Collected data
· · · ·
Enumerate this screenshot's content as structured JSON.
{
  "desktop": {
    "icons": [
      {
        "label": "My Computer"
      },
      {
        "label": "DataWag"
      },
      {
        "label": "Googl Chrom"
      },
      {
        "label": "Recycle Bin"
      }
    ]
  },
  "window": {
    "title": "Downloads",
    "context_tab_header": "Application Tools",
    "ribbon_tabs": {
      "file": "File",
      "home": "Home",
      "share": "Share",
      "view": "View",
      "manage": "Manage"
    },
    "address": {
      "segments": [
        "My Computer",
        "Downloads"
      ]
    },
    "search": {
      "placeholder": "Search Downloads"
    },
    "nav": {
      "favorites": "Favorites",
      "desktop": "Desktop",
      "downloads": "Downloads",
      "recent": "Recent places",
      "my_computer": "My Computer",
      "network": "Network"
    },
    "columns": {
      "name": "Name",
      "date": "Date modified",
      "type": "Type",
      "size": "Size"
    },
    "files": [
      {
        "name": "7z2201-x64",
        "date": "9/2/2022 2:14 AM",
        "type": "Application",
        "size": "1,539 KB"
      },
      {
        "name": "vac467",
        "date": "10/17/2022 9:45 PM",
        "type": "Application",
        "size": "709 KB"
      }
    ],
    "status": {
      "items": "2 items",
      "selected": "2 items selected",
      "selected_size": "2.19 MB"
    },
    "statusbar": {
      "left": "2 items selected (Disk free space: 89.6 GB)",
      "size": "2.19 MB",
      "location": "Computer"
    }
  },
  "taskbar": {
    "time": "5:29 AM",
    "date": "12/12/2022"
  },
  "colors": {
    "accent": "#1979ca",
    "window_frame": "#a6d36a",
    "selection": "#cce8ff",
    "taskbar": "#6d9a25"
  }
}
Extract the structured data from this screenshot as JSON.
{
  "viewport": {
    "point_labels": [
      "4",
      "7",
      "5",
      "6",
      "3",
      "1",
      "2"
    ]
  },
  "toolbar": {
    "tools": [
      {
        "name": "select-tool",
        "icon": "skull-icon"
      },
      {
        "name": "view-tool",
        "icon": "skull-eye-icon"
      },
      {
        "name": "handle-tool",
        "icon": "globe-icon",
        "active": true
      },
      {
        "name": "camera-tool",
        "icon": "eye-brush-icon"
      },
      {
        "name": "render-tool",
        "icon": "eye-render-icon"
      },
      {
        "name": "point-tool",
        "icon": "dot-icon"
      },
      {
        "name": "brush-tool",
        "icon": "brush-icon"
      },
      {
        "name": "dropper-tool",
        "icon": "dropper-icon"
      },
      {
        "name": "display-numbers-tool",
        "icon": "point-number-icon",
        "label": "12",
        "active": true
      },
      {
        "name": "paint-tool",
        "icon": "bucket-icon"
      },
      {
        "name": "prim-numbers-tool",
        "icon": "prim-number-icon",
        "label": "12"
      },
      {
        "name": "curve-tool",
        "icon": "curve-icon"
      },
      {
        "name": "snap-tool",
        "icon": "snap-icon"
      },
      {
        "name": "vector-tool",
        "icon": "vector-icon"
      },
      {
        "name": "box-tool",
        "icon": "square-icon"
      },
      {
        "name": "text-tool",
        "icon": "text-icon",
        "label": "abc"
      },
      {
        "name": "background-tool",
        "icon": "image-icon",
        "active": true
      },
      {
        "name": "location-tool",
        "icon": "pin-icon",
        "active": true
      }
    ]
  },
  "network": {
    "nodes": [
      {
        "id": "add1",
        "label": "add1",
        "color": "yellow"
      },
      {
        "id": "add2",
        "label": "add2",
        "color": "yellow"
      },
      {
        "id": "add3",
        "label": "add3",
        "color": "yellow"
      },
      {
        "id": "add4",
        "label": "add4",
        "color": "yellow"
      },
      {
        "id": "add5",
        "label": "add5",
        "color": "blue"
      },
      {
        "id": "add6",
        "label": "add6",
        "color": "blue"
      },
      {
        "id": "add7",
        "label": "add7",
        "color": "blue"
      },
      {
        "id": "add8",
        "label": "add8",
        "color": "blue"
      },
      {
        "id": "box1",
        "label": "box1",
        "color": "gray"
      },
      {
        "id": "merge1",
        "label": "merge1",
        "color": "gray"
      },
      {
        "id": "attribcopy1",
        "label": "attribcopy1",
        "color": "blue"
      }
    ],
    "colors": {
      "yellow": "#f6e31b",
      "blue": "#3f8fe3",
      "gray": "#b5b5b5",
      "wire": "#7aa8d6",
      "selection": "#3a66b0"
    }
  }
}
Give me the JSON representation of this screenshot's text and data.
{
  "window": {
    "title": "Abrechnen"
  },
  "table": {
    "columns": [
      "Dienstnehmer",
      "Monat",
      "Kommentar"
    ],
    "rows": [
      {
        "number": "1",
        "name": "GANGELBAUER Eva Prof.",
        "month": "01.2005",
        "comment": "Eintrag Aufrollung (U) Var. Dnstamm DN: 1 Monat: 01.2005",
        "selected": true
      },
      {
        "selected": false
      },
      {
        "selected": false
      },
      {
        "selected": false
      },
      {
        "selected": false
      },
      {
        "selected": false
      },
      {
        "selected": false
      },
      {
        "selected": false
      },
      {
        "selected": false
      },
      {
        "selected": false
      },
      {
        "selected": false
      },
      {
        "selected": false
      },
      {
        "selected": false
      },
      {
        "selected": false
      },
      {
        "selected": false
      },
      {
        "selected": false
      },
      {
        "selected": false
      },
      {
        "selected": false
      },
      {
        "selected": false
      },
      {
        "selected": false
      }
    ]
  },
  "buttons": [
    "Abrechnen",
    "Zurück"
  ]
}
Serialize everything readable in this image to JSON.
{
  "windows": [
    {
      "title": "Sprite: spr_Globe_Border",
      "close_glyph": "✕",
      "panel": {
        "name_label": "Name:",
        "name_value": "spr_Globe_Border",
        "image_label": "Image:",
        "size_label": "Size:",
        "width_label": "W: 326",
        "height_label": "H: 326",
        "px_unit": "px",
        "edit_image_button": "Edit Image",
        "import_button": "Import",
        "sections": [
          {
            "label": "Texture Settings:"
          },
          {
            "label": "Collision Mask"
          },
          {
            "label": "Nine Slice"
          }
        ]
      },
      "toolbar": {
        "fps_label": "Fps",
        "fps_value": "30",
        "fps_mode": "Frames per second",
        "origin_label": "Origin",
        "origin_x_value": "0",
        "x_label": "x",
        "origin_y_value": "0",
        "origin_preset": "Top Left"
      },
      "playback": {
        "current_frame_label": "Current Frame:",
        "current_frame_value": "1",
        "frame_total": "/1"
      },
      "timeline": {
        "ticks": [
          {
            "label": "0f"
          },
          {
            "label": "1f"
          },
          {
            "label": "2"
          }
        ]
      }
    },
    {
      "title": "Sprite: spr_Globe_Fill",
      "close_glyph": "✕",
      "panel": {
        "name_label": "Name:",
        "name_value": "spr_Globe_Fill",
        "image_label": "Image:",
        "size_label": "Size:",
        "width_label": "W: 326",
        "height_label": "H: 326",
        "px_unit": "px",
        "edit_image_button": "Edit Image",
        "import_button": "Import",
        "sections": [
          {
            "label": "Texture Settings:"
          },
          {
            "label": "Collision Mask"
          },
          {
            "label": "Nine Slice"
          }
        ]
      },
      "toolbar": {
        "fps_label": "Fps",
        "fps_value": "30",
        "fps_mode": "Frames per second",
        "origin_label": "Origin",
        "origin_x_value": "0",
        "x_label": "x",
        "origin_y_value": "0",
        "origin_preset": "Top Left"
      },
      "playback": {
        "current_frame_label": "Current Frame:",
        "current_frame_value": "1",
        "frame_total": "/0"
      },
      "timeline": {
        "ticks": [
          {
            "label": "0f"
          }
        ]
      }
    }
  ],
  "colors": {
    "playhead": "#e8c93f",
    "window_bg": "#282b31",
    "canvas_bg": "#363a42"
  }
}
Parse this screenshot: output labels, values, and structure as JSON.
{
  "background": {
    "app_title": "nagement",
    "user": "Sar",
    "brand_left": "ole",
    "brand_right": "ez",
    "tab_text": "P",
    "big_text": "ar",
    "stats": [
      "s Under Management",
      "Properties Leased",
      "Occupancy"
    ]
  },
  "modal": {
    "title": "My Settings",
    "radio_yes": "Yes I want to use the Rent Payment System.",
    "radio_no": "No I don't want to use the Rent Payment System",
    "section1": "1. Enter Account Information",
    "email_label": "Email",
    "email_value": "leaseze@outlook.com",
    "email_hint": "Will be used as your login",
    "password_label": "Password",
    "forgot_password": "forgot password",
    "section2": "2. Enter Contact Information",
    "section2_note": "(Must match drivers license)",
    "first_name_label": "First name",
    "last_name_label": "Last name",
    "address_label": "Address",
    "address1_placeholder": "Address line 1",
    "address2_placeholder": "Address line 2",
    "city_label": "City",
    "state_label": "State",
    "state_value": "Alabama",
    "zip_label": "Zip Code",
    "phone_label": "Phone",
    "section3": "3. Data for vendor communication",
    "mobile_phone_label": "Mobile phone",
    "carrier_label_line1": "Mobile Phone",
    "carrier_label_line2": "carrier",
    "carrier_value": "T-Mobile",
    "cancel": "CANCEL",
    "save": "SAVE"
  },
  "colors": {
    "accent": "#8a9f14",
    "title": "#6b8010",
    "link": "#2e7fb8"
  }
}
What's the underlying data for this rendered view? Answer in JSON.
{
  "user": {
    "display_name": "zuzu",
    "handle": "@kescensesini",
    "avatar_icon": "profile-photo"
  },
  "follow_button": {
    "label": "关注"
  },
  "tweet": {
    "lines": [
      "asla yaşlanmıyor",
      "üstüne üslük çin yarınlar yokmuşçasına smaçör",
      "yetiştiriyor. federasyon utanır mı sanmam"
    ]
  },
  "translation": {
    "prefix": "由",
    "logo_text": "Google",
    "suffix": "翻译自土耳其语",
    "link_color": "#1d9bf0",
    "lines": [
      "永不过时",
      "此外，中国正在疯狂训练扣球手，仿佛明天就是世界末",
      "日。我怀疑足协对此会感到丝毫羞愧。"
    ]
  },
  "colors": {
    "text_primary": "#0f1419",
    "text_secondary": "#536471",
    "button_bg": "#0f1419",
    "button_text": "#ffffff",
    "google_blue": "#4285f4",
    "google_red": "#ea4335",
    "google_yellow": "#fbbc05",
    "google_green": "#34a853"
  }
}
· · · ·
State only how many lines in the material include "brush".

3